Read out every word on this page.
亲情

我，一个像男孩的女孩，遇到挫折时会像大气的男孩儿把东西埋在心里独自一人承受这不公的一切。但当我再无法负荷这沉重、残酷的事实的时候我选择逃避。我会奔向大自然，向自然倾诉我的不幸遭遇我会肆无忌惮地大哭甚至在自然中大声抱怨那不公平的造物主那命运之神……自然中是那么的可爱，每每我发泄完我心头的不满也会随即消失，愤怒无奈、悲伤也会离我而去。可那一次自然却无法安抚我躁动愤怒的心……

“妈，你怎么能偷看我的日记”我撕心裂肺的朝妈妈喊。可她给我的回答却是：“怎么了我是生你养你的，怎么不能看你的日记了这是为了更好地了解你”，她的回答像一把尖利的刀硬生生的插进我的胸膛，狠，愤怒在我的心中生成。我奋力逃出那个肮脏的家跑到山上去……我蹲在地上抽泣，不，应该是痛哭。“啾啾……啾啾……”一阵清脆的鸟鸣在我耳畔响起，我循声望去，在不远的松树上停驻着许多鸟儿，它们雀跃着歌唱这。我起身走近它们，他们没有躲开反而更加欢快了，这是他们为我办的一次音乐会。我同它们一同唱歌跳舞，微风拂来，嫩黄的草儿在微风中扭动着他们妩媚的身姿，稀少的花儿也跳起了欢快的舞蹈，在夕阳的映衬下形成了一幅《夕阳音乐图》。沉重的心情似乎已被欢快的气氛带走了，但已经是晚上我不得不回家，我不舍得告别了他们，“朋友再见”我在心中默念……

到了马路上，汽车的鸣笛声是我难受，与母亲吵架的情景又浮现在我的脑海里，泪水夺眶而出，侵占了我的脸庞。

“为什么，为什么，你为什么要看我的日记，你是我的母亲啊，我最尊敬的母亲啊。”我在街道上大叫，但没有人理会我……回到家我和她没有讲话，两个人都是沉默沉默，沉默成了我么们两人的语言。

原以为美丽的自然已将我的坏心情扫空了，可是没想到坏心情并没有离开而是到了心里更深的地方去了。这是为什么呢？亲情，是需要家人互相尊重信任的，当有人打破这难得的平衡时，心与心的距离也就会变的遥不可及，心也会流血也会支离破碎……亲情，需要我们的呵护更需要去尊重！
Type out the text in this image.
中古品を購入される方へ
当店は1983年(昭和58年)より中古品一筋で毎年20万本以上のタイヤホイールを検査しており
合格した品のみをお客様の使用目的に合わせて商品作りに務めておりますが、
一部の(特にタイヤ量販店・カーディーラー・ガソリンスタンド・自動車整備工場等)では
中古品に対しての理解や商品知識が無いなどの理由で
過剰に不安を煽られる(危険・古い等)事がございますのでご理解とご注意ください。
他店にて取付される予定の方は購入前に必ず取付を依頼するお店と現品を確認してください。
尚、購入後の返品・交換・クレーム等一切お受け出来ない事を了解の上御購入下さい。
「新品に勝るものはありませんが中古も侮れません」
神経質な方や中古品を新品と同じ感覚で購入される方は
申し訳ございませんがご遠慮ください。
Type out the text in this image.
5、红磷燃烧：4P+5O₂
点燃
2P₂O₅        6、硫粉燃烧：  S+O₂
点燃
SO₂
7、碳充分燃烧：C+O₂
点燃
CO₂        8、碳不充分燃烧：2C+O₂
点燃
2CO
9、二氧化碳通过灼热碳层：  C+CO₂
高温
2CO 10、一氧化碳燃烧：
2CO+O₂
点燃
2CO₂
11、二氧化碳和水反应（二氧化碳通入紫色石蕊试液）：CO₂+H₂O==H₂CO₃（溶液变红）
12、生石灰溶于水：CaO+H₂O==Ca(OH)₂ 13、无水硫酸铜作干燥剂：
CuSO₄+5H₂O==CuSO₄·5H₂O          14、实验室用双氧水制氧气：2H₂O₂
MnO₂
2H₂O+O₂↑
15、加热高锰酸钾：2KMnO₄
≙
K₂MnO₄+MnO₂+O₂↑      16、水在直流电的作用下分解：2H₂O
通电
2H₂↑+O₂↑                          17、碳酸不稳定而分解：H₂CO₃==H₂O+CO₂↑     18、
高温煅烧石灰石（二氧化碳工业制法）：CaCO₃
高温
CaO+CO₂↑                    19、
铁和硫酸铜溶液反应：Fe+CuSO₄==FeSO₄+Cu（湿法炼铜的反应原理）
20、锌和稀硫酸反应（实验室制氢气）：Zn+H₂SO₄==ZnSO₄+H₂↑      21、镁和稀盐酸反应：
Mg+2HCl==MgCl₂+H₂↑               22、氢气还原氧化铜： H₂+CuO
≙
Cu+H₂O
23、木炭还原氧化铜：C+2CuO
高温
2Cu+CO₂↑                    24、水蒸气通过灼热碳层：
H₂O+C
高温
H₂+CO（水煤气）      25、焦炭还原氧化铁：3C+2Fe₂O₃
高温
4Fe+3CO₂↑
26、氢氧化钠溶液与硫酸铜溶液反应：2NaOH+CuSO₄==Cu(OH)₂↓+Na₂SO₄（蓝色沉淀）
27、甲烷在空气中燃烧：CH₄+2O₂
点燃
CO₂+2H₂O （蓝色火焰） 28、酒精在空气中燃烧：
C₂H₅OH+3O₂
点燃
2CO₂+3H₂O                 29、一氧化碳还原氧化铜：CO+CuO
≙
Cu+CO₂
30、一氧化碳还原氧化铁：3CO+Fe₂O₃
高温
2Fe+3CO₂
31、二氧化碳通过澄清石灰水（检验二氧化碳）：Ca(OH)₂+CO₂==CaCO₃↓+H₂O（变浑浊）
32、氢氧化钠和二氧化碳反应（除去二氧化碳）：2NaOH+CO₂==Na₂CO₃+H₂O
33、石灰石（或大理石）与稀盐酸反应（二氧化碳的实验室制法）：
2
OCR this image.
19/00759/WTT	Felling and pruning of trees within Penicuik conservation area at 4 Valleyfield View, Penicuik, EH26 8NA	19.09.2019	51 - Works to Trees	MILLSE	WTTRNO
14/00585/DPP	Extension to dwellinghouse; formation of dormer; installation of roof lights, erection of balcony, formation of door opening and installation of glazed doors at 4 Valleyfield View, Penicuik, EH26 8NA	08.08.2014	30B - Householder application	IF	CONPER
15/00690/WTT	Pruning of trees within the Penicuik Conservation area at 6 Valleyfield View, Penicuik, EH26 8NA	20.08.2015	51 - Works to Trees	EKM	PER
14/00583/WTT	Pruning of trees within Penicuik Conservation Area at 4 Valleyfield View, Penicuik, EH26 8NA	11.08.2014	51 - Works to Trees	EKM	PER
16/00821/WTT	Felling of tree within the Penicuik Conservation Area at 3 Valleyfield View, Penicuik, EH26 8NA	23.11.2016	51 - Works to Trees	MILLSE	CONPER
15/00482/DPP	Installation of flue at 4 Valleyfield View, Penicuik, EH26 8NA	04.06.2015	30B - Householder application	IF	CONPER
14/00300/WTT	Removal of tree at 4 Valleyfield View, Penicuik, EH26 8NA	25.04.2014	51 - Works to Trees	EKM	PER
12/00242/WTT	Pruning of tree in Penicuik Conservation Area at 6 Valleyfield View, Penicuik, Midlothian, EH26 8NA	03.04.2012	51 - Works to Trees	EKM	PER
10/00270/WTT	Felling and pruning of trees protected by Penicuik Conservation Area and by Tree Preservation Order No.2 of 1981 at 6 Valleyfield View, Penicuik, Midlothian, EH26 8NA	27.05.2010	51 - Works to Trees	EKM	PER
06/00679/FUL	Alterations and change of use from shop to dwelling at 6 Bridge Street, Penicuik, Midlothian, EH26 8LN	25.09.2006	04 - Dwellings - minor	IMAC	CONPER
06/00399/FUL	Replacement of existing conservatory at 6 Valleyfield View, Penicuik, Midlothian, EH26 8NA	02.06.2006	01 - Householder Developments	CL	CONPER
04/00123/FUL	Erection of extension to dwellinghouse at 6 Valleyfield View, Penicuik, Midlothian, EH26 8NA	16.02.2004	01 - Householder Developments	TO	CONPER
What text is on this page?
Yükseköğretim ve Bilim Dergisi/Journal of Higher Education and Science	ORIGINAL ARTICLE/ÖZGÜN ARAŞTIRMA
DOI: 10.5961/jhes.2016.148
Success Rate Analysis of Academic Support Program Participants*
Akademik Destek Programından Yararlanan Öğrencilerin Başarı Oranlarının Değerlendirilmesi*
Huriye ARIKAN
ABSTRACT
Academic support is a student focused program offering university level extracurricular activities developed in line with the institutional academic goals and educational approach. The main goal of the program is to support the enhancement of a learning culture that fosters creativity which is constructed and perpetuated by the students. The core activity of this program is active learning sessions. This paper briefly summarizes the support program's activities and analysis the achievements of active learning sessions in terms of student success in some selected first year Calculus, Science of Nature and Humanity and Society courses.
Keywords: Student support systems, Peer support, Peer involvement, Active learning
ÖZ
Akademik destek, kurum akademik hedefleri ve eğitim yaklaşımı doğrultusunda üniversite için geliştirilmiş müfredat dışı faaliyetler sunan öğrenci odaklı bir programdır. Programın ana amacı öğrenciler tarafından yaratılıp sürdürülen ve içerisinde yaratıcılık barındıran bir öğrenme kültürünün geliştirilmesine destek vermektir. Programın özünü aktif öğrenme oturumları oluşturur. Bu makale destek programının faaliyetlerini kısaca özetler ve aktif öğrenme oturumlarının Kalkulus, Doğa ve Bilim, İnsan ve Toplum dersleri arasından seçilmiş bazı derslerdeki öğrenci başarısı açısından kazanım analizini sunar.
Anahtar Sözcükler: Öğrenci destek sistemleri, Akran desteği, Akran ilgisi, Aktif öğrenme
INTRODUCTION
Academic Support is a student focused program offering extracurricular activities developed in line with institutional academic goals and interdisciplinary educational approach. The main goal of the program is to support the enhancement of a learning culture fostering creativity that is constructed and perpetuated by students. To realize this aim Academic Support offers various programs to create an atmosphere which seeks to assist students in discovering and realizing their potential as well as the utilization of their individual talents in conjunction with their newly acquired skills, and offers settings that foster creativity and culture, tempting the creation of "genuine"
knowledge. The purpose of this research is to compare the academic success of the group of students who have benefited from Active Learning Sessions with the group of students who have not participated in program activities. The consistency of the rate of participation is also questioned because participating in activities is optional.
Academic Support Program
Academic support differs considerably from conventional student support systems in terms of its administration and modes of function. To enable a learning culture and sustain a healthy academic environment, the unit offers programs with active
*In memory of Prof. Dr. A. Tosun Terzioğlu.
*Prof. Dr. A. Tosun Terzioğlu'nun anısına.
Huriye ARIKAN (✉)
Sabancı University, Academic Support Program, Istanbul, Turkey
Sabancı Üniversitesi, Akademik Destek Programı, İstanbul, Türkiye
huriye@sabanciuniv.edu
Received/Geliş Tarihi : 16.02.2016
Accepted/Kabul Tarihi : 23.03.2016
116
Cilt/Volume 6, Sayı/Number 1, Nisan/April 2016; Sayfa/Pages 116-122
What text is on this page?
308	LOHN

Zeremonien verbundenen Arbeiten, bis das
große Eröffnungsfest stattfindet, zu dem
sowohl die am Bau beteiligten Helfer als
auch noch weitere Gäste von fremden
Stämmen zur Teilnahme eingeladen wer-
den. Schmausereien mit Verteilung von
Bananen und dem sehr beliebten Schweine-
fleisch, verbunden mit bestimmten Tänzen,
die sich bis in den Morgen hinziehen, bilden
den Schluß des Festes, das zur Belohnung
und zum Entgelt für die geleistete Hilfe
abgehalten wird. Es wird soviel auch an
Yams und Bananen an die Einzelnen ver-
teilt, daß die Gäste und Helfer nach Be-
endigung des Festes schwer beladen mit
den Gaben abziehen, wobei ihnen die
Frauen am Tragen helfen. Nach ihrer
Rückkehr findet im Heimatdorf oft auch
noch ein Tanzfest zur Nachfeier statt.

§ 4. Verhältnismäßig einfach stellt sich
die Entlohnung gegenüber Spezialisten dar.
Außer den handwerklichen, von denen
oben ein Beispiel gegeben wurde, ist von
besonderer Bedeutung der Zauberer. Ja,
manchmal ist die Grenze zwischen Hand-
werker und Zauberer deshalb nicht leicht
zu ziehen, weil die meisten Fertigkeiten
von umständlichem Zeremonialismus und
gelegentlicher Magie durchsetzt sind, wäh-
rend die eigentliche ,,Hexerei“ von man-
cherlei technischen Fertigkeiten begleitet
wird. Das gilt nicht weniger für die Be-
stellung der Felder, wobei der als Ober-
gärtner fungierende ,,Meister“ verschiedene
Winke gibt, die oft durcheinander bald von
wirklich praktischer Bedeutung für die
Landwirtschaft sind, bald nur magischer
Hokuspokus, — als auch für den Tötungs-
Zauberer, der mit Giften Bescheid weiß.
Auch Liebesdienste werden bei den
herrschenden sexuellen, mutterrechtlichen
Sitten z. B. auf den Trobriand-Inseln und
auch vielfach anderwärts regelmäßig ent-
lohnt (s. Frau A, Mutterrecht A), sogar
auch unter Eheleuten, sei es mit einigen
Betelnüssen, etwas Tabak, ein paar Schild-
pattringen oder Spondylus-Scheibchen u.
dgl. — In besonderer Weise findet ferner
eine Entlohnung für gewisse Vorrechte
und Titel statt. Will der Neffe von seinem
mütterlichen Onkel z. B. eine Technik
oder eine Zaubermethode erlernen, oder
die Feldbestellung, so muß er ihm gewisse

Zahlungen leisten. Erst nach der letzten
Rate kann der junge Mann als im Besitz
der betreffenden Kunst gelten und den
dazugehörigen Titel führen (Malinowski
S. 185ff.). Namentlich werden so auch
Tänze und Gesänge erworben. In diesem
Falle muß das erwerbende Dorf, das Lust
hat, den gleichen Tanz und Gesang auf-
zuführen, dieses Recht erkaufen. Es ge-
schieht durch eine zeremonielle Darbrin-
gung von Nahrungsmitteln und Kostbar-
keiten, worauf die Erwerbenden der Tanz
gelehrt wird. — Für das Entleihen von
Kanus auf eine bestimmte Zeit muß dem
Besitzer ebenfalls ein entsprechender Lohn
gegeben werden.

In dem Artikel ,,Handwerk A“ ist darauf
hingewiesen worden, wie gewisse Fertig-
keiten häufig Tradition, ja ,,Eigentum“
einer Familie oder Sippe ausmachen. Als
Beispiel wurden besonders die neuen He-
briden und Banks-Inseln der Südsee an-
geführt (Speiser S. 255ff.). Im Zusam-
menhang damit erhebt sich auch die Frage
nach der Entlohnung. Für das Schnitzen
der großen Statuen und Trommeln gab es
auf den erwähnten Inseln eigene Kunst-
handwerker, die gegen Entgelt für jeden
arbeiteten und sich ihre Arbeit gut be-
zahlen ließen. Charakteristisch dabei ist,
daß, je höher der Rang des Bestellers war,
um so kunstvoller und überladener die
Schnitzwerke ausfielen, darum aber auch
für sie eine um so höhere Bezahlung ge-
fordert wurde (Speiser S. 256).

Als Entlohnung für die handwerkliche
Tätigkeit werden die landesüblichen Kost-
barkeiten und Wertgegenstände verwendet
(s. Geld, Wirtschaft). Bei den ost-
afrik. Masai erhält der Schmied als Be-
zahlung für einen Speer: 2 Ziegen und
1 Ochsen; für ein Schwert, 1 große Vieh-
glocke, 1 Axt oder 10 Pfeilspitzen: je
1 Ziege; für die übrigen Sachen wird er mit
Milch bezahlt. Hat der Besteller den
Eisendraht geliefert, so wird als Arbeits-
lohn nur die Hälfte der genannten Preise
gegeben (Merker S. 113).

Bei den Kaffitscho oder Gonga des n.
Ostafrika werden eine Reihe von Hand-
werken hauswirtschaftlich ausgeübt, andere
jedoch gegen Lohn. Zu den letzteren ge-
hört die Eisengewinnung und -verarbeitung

Task
Scan the entries above for the word "Zauberer" and collect each line holding it.

Full solution
besonderer Bedeutung der Zauberer. Ja,
werker und Zauberer deshalb nicht leicht
Zauberer, der mit Giften Bescheid weiß.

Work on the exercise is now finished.